=== GOAL ===
Reproduce all lines of the listing below in which the word "Currents" occurs.

Excerpts from a figure dataset
※

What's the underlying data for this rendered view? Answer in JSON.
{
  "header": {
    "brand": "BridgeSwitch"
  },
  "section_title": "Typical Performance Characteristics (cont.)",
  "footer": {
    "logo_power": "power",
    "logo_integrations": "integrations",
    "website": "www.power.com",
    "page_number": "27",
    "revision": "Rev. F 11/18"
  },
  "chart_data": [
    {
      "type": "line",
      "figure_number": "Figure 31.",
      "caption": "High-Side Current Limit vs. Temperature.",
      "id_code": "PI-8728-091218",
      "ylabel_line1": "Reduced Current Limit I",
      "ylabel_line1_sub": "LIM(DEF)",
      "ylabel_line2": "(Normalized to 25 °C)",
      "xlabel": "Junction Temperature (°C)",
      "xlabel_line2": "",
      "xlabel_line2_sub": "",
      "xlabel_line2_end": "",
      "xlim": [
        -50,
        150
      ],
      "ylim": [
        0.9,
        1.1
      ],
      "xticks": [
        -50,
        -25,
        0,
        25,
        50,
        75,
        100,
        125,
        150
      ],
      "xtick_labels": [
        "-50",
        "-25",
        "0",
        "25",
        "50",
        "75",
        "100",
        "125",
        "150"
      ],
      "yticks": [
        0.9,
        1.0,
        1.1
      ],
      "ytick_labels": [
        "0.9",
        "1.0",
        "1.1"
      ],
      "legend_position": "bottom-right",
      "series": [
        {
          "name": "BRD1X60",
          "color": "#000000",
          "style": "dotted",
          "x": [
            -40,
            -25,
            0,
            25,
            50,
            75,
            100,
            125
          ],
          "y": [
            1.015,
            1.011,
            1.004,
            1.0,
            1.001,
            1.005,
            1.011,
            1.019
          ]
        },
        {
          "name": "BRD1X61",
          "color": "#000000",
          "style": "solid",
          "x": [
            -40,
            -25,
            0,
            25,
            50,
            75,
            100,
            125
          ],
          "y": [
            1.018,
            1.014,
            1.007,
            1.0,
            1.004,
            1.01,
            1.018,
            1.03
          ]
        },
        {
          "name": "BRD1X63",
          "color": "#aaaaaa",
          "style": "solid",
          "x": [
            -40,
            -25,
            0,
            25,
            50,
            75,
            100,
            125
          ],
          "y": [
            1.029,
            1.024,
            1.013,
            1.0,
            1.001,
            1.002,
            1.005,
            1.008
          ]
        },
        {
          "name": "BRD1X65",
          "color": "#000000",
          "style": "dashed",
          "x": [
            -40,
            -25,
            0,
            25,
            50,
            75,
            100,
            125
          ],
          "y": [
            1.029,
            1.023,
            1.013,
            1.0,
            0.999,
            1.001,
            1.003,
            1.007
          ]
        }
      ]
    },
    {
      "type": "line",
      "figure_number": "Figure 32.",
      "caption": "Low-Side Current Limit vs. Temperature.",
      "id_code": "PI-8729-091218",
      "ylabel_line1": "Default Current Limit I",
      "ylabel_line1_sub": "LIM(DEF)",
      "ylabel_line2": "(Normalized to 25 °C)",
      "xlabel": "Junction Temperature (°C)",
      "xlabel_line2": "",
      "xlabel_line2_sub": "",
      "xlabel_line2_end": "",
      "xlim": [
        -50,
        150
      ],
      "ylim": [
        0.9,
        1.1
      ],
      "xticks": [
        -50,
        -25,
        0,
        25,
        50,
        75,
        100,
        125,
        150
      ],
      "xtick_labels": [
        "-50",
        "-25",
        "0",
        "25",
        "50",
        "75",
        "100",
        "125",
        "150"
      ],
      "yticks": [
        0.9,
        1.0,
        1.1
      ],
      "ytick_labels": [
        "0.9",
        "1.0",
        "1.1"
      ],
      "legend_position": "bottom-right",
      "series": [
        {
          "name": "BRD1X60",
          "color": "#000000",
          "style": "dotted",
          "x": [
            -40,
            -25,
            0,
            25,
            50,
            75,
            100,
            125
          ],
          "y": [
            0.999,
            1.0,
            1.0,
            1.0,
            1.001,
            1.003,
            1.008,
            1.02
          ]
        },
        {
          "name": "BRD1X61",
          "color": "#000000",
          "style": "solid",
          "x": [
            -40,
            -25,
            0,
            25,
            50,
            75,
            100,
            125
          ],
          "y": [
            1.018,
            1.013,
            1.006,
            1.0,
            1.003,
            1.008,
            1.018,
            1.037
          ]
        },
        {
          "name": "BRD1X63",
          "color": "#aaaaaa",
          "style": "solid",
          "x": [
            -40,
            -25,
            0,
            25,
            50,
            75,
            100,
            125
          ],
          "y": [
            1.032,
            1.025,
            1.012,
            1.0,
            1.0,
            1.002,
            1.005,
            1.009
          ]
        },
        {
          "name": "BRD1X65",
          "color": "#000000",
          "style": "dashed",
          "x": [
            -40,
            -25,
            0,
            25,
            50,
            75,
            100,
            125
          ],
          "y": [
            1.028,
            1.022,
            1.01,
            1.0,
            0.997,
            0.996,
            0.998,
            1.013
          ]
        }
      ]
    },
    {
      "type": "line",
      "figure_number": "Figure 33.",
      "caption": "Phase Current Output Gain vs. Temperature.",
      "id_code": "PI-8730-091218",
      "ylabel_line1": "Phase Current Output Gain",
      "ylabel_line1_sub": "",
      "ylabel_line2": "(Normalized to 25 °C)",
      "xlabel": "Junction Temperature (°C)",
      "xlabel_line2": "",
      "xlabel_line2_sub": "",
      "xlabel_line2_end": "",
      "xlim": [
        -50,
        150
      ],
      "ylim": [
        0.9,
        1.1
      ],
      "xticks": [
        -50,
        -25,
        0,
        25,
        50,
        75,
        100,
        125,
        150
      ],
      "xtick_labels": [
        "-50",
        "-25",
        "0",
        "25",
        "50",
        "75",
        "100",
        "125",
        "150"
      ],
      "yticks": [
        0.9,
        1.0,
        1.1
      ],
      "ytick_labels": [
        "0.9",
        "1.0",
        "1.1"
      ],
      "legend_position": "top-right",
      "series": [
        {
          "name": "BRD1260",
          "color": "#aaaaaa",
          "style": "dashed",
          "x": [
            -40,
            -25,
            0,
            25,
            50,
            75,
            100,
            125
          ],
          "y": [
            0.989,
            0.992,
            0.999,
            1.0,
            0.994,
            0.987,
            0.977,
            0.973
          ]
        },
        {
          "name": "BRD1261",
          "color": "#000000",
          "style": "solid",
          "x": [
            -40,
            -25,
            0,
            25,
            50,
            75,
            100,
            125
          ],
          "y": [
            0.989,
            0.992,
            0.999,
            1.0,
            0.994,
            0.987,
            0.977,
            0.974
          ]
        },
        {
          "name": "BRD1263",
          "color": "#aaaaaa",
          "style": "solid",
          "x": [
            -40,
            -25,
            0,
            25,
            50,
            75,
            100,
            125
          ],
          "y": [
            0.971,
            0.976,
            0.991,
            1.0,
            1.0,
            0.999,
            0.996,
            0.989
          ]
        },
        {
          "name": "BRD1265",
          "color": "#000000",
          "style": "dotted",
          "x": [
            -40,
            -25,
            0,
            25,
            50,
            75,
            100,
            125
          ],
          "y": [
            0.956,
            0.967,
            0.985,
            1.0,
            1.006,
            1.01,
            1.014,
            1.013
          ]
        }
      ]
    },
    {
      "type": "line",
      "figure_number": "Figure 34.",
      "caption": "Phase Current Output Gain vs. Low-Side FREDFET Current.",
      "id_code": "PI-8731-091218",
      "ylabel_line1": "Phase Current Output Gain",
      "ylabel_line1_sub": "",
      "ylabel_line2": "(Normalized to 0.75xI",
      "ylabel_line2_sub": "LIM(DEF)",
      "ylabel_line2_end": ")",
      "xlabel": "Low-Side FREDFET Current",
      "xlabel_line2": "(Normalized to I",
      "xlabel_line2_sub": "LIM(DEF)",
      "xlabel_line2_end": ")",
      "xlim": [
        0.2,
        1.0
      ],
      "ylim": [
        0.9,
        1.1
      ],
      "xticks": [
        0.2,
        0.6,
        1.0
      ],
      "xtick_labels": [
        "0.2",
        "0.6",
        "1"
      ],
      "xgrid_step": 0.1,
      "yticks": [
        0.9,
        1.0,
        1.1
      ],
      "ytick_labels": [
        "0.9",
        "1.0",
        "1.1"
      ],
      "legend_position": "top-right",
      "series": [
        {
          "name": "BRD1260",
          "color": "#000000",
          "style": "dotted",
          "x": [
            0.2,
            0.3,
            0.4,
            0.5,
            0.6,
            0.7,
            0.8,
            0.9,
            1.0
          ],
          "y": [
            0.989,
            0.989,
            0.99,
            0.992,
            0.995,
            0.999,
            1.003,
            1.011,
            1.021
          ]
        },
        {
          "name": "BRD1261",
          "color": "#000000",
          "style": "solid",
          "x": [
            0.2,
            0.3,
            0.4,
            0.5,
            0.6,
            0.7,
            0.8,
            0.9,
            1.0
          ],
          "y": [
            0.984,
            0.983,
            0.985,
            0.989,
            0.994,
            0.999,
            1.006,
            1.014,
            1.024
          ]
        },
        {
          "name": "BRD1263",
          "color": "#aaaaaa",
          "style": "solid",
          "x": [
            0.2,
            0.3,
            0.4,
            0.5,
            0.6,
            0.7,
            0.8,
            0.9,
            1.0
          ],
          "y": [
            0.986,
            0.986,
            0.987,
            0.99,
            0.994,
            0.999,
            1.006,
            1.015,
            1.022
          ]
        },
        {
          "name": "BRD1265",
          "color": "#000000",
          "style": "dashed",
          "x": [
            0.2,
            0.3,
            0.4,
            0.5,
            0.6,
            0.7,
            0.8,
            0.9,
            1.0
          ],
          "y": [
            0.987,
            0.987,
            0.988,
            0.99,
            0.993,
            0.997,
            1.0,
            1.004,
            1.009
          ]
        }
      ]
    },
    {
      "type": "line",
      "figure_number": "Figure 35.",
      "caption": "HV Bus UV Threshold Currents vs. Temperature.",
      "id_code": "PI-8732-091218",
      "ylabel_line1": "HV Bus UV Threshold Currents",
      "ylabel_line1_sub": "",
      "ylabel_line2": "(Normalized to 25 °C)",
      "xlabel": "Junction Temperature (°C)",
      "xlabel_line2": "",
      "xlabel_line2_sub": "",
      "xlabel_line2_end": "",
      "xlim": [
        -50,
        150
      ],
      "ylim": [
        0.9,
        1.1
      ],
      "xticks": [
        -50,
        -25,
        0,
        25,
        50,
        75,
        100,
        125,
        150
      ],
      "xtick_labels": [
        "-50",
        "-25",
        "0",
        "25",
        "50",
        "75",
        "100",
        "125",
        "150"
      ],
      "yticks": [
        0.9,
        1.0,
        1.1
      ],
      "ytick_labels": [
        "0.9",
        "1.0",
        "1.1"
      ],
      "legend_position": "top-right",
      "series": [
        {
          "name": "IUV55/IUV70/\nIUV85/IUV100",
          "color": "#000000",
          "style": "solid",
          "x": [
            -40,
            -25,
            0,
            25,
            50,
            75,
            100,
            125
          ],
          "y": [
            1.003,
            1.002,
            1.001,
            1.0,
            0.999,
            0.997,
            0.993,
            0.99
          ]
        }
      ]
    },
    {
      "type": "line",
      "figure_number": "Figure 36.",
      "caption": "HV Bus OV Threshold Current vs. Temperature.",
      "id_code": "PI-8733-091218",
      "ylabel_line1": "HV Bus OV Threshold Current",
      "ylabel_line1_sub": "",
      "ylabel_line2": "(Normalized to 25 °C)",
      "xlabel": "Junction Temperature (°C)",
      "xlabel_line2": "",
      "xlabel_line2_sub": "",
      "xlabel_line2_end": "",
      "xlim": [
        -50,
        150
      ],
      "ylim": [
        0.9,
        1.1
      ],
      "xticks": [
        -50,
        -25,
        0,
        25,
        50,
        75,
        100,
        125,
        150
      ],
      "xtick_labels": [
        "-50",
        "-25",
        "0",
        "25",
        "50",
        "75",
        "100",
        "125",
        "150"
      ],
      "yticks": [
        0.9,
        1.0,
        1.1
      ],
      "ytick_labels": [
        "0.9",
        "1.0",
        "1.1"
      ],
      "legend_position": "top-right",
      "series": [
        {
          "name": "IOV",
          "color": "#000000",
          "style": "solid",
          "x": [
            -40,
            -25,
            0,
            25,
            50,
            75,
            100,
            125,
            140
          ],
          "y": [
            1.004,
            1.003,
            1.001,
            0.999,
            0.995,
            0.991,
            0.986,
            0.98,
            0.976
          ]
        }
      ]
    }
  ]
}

※

=== FINAL RESULT ===
      "caption": "HV Bus UV Threshold Currents vs. Temperature.",
      "ylabel_line1": "HV Bus UV Threshold Currents",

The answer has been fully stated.